== Record list
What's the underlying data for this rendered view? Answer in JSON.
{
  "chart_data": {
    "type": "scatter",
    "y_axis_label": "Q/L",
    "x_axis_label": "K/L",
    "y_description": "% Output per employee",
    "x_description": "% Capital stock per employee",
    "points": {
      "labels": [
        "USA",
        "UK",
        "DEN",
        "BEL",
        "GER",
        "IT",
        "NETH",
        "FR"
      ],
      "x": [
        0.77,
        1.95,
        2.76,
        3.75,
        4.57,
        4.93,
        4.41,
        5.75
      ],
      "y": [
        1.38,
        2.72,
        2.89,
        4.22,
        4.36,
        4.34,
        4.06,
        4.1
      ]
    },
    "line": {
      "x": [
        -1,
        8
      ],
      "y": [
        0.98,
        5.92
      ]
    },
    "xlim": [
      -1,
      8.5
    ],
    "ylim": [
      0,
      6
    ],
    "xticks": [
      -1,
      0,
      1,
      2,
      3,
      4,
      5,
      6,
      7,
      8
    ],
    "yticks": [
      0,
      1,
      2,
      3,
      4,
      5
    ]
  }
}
====
Exercise brief
Extract all lines containing the word "employee".

Exercise response
    "y_description": "% Output per employee",
    "x_description": "% Capital stock per employee",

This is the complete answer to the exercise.